### PROBLEM
Reproduce the forum thread below word for word, from "Hahaha. I mean, part" to "Kimbo is back!".

### SELECTION
==================================================

It was amazing. Fixed. But amazingm


----------



## HitOrGetHit

LOL at Kimbo thinking he evolved. His takedown defense is James Toney level and any fighter under the age of 112 years old finishes that choke.


----------



## LizaG

lol at Ken not getting that choke! WTF was that?


----------



## Life B Ez

CupCake said:


> lol at Ken not getting that choke! WTF was that?


That was Ken cashing a paycheck and not wanting his kneecaps broken.

Hahahahahahahah Kimbo "I been in that position before" lmao like that was some unique spot hahaha.


----------



## LizaG

lol Ken does get paid to make terrible people look better.


----------



## boatoar

roflmfao - oh boy. I hate using those acronyms, but that took the cake. 

Kimboooo!

Hahaha. I mean, part of me wants to believe a 51 year old shamrock just couldn't finish the choke against that iron neck of thug Slice, but the logical part of me feels like that choke could be finished in his sleep 1000000 times out of 1000000 

Dat gash though. haha


----------



## Andrus

I was scared once the choke was in that it was gonna be over. Thank god it wasn't. Kimbo is back!


----------



## M.C

Kimbo looked very impressive. It's extremely difficult to get out of a Sham choke like that, the acting skill it requires to make it look even remotely real is pretty high.

Seriously though, that fight was atrocious and embarrassing.

==================================================

### DATA LISTING
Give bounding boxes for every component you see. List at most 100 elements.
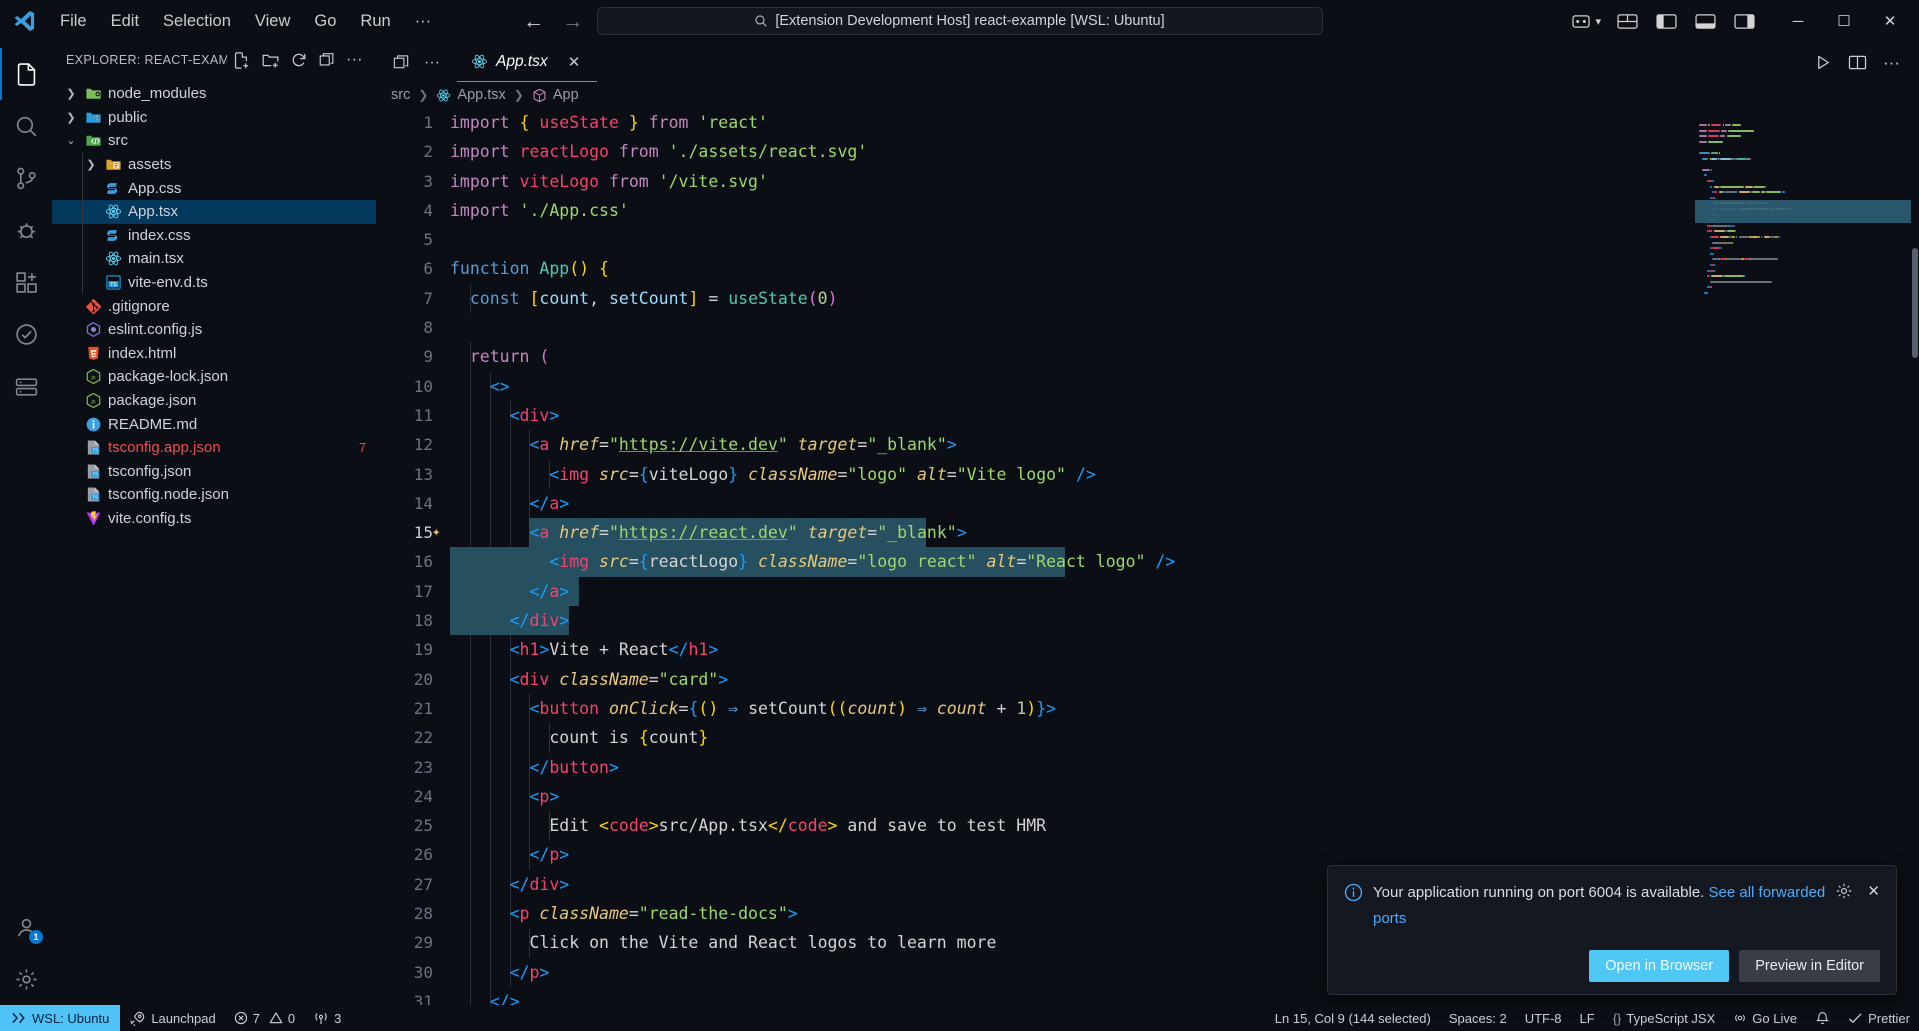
tree-item-eslint-config-js[interactable]: eslint.config.js [52, 318, 376, 342]
tree-item-tsconfig-app-json[interactable]: TS tsconfig.app.json 7 [52, 436, 376, 460]
new-folder-icon[interactable] [256, 47, 285, 74]
toggle-primary-sidebar-icon[interactable] [1650, 8, 1683, 35]
toggle-bottom-panel-icon[interactable] [1689, 8, 1722, 35]
activity-explorer[interactable] [0, 48, 52, 100]
menu-view[interactable]: View [243, 8, 302, 35]
activity-run-and-debug[interactable] [0, 204, 52, 256]
status-ports[interactable]: 3 [304, 1005, 350, 1031]
tree-item-index-html[interactable]: index.html [52, 342, 376, 366]
chevron-right-icon[interactable]: ❯ [84, 158, 98, 171]
status-go-live[interactable]: Go Live [1724, 1005, 1806, 1031]
status-remote-wsl[interactable]: WSL: Ubuntu [0, 1005, 121, 1031]
breadcrumb-app-tsx[interactable]: App.tsx [433, 86, 508, 104]
tree-item-app-tsx[interactable]: App.tsx [52, 199, 376, 224]
tabs-more-actions-icon[interactable]: ··· [419, 52, 445, 73]
activity-accounts[interactable]: 1 [0, 901, 52, 953]
tree-item-public[interactable]: ❯ public [52, 106, 376, 130]
file-tree[interactable]: ❯ node_modules ❯ public ⌄ src ❯ assets App.css Ap… [52, 78, 376, 1005]
preview-in-editor-button[interactable]: Preview in Editor [1739, 950, 1880, 982]
code-line[interactable]: 17 </a> [376, 576, 1695, 607]
menu-edit[interactable]: Edit [99, 8, 151, 35]
new-file-icon[interactable] [227, 47, 256, 74]
code-line[interactable]: 24 <p> [376, 781, 1695, 812]
tree-item-node-modules[interactable]: ❯ node_modules [52, 82, 376, 106]
code-line[interactable]: 20 <div className="card"> [376, 664, 1695, 694]
tree-item-package-json[interactable]: js package.json [52, 389, 376, 413]
code-line[interactable]: 5 [376, 225, 1695, 254]
status-cursor-position[interactable]: Ln 15, Col 9 (144 selected) [1266, 1005, 1440, 1031]
tree-item-tsconfig-json[interactable]: TS tsconfig.json [52, 460, 376, 484]
code-line[interactable]: 3 import viteLogo from '/vite.svg' [376, 167, 1695, 196]
code-line[interactable]: 4 import './App.css' [376, 196, 1695, 225]
status-indentation[interactable]: Spaces: 2 [1440, 1005, 1516, 1031]
tree-item-index-css[interactable]: index.css [52, 223, 376, 248]
code-line[interactable]: 22 count is {count} [376, 723, 1695, 753]
back-arrow-icon[interactable]: ← [523, 11, 544, 32]
toggle-secondary-sidebar-icon[interactable] [1728, 8, 1761, 35]
chevron-right-icon[interactable]: ❯ [64, 87, 78, 100]
breadcrumb-src[interactable]: src [388, 86, 413, 104]
editor-scrollbar[interactable] [1911, 108, 1919, 1005]
tree-item-assets[interactable]: ❯ assets [52, 152, 376, 177]
scrollbar-thumb[interactable] [1912, 248, 1918, 358]
activity-extensions[interactable] [0, 256, 52, 308]
collapse-folders-icon[interactable] [313, 47, 341, 73]
forward-arrow-icon[interactable]: → [562, 11, 583, 32]
minimize-button[interactable]: ─ [1775, 0, 1821, 42]
split-editor-left-icon[interactable] [388, 49, 415, 76]
editor-more-actions-icon[interactable]: ··· [1876, 51, 1907, 74]
chevron-down-icon[interactable]: ⌄ [64, 134, 78, 147]
code-line[interactable]: 10 <> [376, 371, 1695, 401]
code-line[interactable]: 15 ✦ <a href="https://react.dev" target="… [376, 518, 1695, 548]
menu-more[interactable]: ··· [403, 8, 443, 35]
activity-settings[interactable] [0, 953, 52, 1005]
tree-item--gitignore[interactable]: .gitignore [52, 294, 376, 318]
code-line[interactable]: 16 <img src={reactLogo} className="logo … [376, 547, 1695, 577]
quick-fix-lightbulb-icon[interactable]: ✦ [432, 518, 440, 547]
run-code-icon[interactable] [1808, 48, 1839, 77]
menu-run[interactable]: Run [348, 8, 402, 35]
status-launchpad[interactable]: Launchpad [120, 1005, 224, 1031]
split-editor-right-icon[interactable] [1841, 48, 1874, 77]
menu-go[interactable]: Go [302, 8, 348, 35]
code-line[interactable]: 14 </a> [376, 488, 1695, 519]
activity-remote-explorer[interactable] [0, 360, 52, 412]
tree-item-tsconfig-node-json[interactable]: TS tsconfig.node.json [52, 483, 376, 507]
tree-item-app-css[interactable]: App.css [52, 176, 376, 200]
open-in-browser-button[interactable]: Open in Browser [1589, 950, 1730, 982]
command-center-search[interactable]: [Extension Development Host] react-examp… [596, 7, 1323, 35]
toggle-panel-layout-icon[interactable] [1611, 8, 1644, 35]
code-line[interactable]: 19 <h1>Vite + React</h1> [376, 635, 1695, 665]
tree-item-src[interactable]: ⌄ src [52, 129, 376, 153]
tab-close-icon[interactable]: ✕ [564, 51, 585, 73]
code-line[interactable]: 9 return ( [376, 342, 1695, 372]
code-line[interactable]: 1 import { useState } from 'react' [376, 108, 1695, 137]
status-problems[interactable]: 7 0 [225, 1005, 304, 1031]
menu-file[interactable]: File [48, 8, 99, 35]
tree-item-vite-config-ts[interactable]: vite.config.ts [52, 507, 376, 531]
status-prettier[interactable]: Prettier [1839, 1005, 1919, 1031]
code-line[interactable]: 21 <button onClick={() ⇒ setCount((count… [376, 693, 1695, 724]
activity-testing[interactable] [0, 308, 52, 360]
code-line[interactable]: 23 </button> [376, 752, 1695, 782]
code-line[interactable]: 13 <img src={viteLogo} className="logo" … [376, 459, 1695, 489]
code-line[interactable]: 25 Edit <code>src/App.tsx</code> and sav… [376, 811, 1695, 841]
breadcrumb-symbol-app[interactable]: App [529, 86, 582, 104]
tree-item-vite-env-d-ts[interactable]: TS vite-env.d.ts [52, 270, 376, 295]
status-eol[interactable]: LF [1571, 1005, 1604, 1031]
activity-search[interactable] [0, 100, 52, 152]
status-language-mode[interactable]: {} TypeScript JSX [1604, 1005, 1725, 1031]
manage-profiles-button[interactable]: ▾ [1562, 9, 1611, 34]
code-line[interactable]: 6 function App() { [376, 254, 1695, 283]
code-line[interactable]: 18 </div> [376, 606, 1695, 636]
menu-selection[interactable]: Selection [151, 8, 243, 35]
code-line[interactable]: 8 [376, 313, 1695, 342]
maximize-button[interactable]: ☐ [1821, 0, 1867, 42]
tab-app-tsx[interactable]: App.tsx ✕ [456, 42, 597, 82]
status-notifications[interactable] [1806, 1005, 1839, 1031]
notification-close-icon[interactable]: ✕ [1867, 882, 1880, 900]
activity-source-control[interactable] [0, 152, 52, 204]
status-encoding[interactable]: UTF-8 [1516, 1005, 1571, 1031]
code-line[interactable]: 2 import reactLogo from './assets/react.s… [376, 137, 1695, 166]
notification-gear-icon[interactable] [1835, 882, 1853, 900]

==================================================

### EXPECTED ANSWER
Hahaha. I mean, part of me wants to believe a 51 year old shamrock just couldn't finish the choke against that iron neck of thug Slice, but the logical part of me feels like that choke could be finished in his sleep 1000000 times out of 1000000 

Dat gash though. haha


----------



## Andrus

I was scared once the choke was in that it was gonna be over. Thank god it wasn't. Kimbo is back!